Stored data
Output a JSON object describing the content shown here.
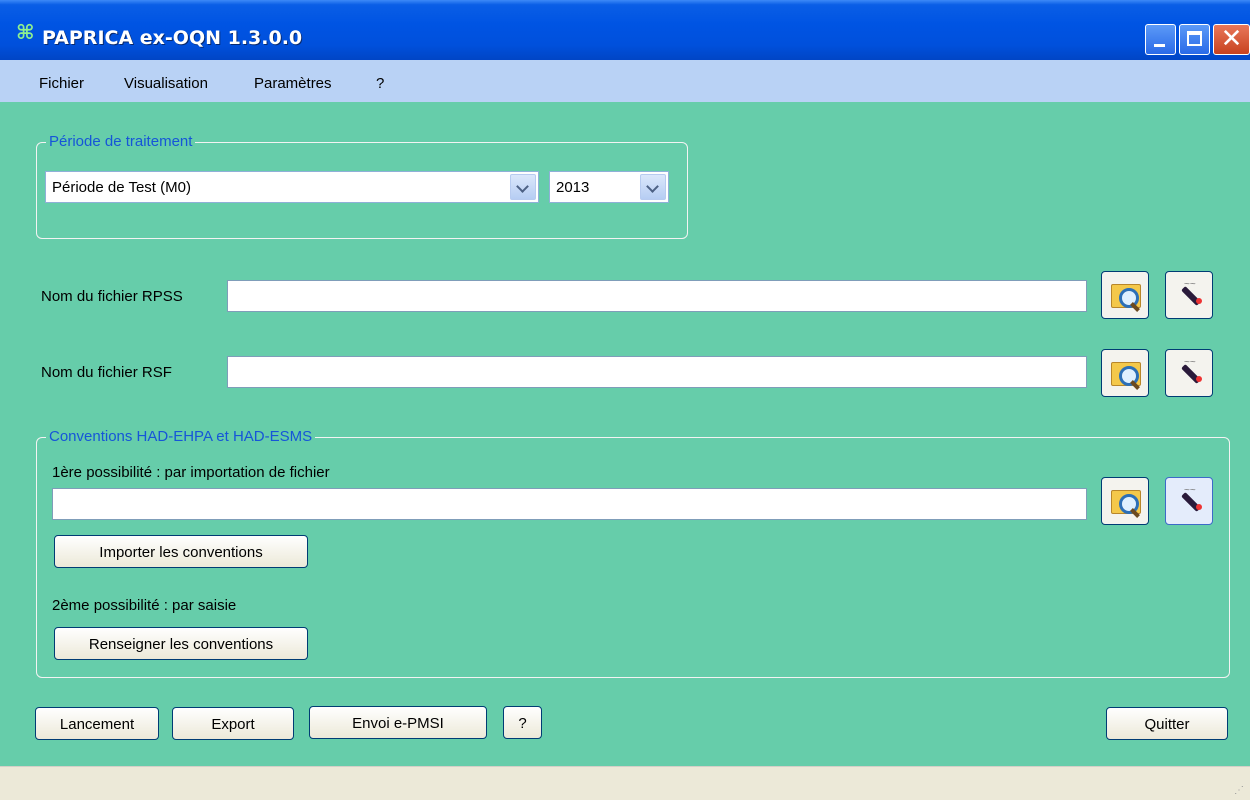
{
  "window": {
    "title": "PAPRICA ex-OQN 1.3.0.0"
  },
  "menu": [
    {
      "label": "Fichier"
    },
    {
      "label": "Visualisation"
    },
    {
      "label": "Paramètres"
    },
    {
      "label": "?"
    }
  ],
  "periode": {
    "legend": "Période de traitement",
    "period_value": "Période de Test (M0)",
    "year_value": "2013"
  },
  "rpss": {
    "label": "Nom du fichier RPSS",
    "value": ""
  },
  "rsf": {
    "label": "Nom du fichier RSF",
    "value": ""
  },
  "conventions": {
    "legend": "Conventions HAD-EHPA et HAD-ESMS",
    "option1_label": "1ère possibilité : par importation de fichier",
    "file_value": "",
    "import_button": "Importer les conventions",
    "option2_label": "2ème possibilité : par saisie",
    "fill_button": "Renseigner les conventions"
  },
  "actions": {
    "launch": "Lancement",
    "export": "Export",
    "send": "Envoi e-PMSI",
    "help": "?",
    "quit": "Quitter"
  },
  "colors": {
    "window_bg": "#66cdaa",
    "legend_text": "#1655d8",
    "titlebar": "#0054e3",
    "menubar": "#b9d2f5"
  },
  "icons": {
    "app": "app-logo-icon",
    "browse": "folder-search-icon",
    "clear": "magic-wand-clear-icon"
  }
}
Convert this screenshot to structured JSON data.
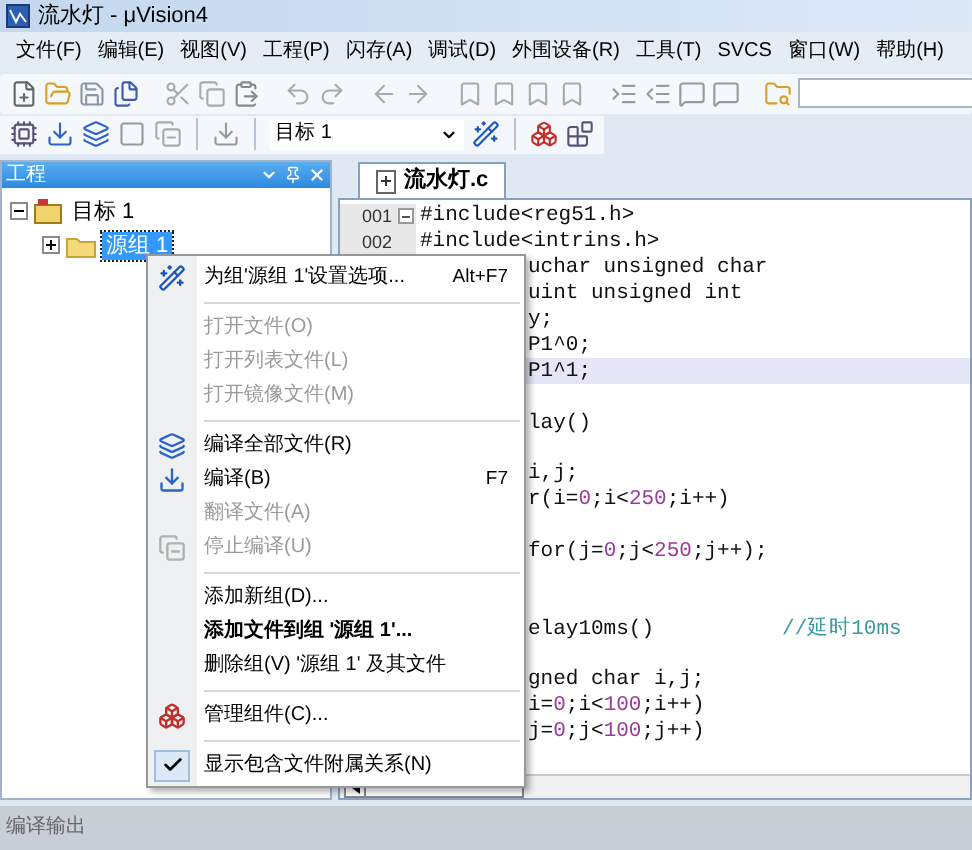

=== Set problem ===
Verbatim reproduction of every record is required; images are left out.

=== Reply to the exercise ===
Output a JSON object describing the content shown here.
{
  "window": {
    "title": "PAPRICA ex-OQN 1.3.0.0"
  },
  "menu": [
    {
      "label": "Fichier"
    },
    {
      "label": "Visualisation"
    },
    {
      "label": "Paramètres"
    },
    {
      "label": "?"
    }
  ],
  "periode": {
    "legend": "Période de traitement",
    "period_value": "Période de Test (M0)",
    "year_value": "2013"
  },
  "rpss": {
    "label": "Nom du fichier RPSS",
    "value": ""
  },
  "rsf": {
    "label": "Nom du fichier RSF",
    "value": ""
  },
  "conventions": {
    "legend": "Conventions HAD-EHPA et HAD-ESMS",
    "option1_label": "1ère possibilité : par importation de fichier",
    "file_value": "",
    "import_button": "Importer les conventions",
    "option2_label": "2ème possibilité : par saisie",
    "fill_button": "Renseigner les conventions"
  },
  "actions": {
    "launch": "Lancement",
    "export": "Export",
    "send": "Envoi e-PMSI",
    "help": "?",
    "quit": "Quitter"
  },
  "colors": {
    "window_bg": "#66cdaa",
    "legend_text": "#1655d8",
    "titlebar": "#0054e3",
    "menubar": "#b9d2f5"
  },
  "icons": {
    "app": "app-logo-icon",
    "browse": "folder-search-icon",
    "clear": "magic-wand-clear-icon"
  }
}
Convert this screenshot to structured JSON data.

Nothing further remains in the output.